Stored records

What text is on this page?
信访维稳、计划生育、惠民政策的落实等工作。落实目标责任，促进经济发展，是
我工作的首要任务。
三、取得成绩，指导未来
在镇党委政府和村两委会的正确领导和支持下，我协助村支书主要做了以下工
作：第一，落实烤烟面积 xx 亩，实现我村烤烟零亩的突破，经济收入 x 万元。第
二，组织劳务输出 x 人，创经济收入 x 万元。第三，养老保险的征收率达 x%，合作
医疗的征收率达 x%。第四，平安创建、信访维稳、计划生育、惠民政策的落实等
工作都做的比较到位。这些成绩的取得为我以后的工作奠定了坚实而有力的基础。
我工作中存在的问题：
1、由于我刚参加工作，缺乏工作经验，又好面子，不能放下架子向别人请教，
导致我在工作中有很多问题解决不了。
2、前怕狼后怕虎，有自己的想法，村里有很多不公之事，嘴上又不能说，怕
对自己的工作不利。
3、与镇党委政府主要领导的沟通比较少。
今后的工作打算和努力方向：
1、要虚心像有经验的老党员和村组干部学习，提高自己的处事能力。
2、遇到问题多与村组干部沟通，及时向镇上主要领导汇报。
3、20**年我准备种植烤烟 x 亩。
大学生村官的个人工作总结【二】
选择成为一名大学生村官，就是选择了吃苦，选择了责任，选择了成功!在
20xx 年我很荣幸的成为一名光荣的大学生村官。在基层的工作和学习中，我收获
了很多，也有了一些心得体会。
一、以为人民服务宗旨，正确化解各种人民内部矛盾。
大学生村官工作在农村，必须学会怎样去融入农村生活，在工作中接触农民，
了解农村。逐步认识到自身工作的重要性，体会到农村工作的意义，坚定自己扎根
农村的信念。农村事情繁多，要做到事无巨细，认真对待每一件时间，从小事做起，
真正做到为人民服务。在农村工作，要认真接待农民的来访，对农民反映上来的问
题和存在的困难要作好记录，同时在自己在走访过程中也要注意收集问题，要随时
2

▶ _TASK TO CARRY OUT_:
Reproduce the data in full, exactly as presented.

▶ _FINISHED ANSWER_:
What text is on this page?
信访维稳、计划生育、惠民政策的落实等工作。落实目标责任，促进经济发展，是
我工作的首要任务。
三、取得成绩，指导未来
在镇党委政府和村两委会的正确领导和支持下，我协助村支书主要做了以下工
作：第一，落实烤烟面积 xx 亩，实现我村烤烟零亩的突破，经济收入 x 万元。第
二，组织劳务输出 x 人，创经济收入 x 万元。第三，养老保险的征收率达 x%，合作
医疗的征收率达 x%。第四，平安创建、信访维稳、计划生育、惠民政策的落实等
工作都做的比较到位。这些成绩的取得为我以后的工作奠定了坚实而有力的基础。
我工作中存在的问题：
1、由于我刚参加工作，缺乏工作经验，又好面子，不能放下架子向别人请教，
导致我在工作中有很多问题解决不了。
2、前怕狼后怕虎，有自己的想法，村里有很多不公之事，嘴上又不能说，怕
对自己的工作不利。
3、与镇党委政府主要领导的沟通比较少。
今后的工作打算和努力方向：
1、要虚心像有经验的老党员和村组干部学习，提高自己的处事能力。
2、遇到问题多与村组干部沟通，及时向镇上主要领导汇报。
3、20**年我准备种植烤烟 x 亩。
大学生村官的个人工作总结【二】
选择成为一名大学生村官，就是选择了吃苦，选择了责任，选择了成功!在
20xx 年我很荣幸的成为一名光荣的大学生村官。在基层的工作和学习中，我收获
了很多，也有了一些心得体会。
一、以为人民服务宗旨，正确化解各种人民内部矛盾。
大学生村官工作在农村，必须学会怎样去融入农村生活，在工作中接触农民，
了解农村。逐步认识到自身工作的重要性，体会到农村工作的意义，坚定自己扎根
农村的信念。农村事情繁多，要做到事无巨细，认真对待每一件时间，从小事做起，
真正做到为人民服务。在农村工作，要认真接待农民的来访，对农民反映上来的问
题和存在的困难要作好记录，同时在自己在走访过程中也要注意收集问题，要随时
2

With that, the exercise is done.